> Records from a dataset
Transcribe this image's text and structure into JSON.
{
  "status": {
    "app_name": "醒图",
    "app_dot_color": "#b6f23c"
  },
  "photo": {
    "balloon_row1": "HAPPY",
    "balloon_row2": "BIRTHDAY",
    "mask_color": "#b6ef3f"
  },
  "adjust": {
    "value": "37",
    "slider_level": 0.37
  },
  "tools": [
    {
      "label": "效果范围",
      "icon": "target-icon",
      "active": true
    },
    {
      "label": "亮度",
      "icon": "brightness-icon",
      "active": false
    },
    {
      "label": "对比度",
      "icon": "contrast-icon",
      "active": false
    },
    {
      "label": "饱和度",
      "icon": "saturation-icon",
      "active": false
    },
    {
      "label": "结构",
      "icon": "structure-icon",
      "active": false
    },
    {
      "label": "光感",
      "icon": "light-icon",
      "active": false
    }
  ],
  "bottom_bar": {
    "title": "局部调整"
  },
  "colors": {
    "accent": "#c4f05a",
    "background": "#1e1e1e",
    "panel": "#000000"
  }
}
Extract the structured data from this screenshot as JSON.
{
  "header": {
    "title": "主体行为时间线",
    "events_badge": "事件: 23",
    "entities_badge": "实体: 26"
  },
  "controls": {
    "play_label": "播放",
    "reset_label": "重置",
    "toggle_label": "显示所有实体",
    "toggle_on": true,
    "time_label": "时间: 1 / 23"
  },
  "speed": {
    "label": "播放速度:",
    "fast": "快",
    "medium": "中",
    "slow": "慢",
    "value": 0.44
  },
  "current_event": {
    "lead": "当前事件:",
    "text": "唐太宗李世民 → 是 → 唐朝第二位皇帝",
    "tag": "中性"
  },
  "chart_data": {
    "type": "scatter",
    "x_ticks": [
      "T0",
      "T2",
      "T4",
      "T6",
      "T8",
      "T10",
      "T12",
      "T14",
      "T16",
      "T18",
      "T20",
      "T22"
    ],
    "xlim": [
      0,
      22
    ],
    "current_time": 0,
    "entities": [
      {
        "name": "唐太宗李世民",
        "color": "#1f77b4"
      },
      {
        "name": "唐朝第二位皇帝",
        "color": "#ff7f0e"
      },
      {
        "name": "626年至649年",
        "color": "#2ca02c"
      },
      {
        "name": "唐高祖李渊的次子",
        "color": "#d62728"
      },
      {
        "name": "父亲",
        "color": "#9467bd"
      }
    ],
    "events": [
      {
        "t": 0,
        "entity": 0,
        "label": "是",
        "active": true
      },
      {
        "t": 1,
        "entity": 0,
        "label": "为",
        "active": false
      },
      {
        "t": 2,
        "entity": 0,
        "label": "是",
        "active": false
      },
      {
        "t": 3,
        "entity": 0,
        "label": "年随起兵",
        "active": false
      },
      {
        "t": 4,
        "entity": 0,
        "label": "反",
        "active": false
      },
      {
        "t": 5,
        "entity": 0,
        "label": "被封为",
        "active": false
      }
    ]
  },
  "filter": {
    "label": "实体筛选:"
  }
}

...

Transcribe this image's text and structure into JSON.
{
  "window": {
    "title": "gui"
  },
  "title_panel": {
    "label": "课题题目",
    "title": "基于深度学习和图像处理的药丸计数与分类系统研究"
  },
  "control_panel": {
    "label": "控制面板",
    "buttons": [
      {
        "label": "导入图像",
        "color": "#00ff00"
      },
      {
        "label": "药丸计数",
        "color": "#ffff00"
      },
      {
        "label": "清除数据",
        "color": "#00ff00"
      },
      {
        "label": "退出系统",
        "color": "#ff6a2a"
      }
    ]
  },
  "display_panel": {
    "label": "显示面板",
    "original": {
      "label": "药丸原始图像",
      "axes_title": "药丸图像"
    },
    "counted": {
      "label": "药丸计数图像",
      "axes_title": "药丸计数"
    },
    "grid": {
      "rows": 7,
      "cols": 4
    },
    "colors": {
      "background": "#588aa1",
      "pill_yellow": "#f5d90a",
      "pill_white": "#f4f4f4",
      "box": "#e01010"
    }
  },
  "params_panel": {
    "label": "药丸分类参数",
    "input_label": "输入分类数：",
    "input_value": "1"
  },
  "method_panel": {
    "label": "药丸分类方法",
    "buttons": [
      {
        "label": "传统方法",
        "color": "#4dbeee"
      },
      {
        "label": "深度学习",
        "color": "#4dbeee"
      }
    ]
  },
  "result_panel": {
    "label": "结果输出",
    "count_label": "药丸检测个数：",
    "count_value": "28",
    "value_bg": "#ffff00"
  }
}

> Instruction
Isolate each line of the listing above that includes "true". Copy it.

> Task output
      "active": true
    "toggle_on": true,
        "active": true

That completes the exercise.